• **Objective**:
Pull every line containing "Minutes" out of the material below.

Records that describe figures

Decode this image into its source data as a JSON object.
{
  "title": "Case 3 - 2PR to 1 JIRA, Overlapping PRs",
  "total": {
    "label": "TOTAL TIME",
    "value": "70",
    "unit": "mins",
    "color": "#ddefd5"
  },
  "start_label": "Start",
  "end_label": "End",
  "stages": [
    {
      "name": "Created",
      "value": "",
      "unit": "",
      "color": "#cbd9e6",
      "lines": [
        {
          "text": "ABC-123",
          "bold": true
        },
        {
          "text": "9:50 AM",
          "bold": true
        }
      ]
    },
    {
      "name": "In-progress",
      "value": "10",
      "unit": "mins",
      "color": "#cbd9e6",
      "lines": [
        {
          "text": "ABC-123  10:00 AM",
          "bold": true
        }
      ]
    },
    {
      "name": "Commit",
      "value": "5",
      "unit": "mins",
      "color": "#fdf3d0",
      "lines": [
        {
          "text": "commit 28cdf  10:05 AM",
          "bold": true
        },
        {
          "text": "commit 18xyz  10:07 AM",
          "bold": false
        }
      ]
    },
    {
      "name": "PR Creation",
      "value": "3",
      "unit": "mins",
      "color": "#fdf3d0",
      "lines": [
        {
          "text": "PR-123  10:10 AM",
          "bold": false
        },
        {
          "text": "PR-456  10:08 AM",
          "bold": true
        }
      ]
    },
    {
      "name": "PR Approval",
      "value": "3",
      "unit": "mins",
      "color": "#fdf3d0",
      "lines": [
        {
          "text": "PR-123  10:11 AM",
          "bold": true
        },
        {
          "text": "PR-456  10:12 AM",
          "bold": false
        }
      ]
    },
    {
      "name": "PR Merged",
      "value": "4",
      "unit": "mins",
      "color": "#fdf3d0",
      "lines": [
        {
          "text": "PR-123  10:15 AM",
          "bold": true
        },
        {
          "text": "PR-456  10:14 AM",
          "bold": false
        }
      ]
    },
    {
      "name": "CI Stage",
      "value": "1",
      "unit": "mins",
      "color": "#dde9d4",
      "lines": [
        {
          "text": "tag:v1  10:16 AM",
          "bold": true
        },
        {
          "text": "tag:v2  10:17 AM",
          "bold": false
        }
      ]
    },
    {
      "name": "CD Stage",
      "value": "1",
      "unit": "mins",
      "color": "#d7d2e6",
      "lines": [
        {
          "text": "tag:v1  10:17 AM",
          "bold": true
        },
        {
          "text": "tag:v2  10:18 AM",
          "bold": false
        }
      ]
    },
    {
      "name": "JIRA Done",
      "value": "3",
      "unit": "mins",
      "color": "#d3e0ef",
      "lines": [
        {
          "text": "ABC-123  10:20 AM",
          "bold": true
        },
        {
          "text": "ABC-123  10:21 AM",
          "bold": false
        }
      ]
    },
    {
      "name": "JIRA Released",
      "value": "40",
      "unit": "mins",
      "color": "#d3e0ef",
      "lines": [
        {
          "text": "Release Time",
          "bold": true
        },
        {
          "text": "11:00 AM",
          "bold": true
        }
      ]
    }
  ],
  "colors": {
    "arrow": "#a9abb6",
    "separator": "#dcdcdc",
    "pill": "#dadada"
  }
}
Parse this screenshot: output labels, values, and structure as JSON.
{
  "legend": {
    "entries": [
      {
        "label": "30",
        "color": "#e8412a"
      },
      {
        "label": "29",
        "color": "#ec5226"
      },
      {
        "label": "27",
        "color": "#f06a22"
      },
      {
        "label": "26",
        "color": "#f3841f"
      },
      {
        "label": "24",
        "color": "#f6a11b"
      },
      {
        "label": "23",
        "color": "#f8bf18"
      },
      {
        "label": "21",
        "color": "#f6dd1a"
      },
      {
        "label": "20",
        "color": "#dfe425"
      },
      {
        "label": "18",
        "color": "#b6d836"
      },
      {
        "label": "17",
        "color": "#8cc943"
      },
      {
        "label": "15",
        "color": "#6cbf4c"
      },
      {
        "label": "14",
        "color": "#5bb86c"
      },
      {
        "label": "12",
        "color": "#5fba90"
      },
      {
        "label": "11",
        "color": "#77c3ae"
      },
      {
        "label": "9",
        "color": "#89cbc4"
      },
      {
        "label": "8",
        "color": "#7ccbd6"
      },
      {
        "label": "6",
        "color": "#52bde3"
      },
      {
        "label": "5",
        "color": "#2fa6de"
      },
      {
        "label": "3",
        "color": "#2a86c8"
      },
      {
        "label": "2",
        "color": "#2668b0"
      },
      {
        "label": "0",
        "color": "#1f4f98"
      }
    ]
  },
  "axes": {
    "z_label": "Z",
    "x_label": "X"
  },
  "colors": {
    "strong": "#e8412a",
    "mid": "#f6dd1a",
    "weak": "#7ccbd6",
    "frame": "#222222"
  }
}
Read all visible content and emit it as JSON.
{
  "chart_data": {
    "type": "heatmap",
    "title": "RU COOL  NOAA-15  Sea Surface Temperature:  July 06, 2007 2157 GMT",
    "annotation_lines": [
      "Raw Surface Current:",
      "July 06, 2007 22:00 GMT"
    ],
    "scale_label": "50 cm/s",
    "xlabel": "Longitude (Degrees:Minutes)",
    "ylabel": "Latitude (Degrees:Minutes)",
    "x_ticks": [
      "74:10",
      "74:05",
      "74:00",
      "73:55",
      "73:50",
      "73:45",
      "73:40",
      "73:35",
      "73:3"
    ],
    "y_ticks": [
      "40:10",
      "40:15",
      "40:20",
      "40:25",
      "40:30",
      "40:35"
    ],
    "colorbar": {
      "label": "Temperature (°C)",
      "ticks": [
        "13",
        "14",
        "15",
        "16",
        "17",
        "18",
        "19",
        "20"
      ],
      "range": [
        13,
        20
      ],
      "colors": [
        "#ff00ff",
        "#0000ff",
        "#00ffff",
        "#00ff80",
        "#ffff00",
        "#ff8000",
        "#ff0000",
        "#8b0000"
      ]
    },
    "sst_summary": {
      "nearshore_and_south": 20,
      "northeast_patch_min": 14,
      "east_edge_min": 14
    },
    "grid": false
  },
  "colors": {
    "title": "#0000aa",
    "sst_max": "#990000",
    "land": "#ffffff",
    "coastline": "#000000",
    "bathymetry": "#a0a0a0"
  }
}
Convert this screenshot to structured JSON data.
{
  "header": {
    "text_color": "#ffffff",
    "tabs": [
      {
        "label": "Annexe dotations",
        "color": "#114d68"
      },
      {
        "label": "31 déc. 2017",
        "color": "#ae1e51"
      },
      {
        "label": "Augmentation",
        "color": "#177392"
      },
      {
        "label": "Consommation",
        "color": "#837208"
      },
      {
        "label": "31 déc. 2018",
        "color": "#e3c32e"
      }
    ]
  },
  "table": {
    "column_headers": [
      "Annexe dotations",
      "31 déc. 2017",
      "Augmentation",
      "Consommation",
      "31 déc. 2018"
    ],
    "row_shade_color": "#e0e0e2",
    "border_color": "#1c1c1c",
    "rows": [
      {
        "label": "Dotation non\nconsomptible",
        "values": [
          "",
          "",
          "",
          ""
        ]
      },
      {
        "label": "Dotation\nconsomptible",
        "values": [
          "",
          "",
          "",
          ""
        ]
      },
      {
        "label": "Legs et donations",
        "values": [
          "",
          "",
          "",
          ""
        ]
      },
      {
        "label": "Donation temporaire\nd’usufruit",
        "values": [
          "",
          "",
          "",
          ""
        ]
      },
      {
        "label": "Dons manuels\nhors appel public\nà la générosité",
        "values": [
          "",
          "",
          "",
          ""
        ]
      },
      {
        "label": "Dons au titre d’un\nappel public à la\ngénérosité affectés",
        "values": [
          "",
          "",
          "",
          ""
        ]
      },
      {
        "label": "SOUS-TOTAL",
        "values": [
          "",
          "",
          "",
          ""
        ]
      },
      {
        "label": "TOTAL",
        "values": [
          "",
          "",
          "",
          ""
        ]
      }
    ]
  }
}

• **Right answer**:
    "xlabel": "Longitude (Degrees:Minutes)",
    "ylabel": "Latitude (Degrees:Minutes)",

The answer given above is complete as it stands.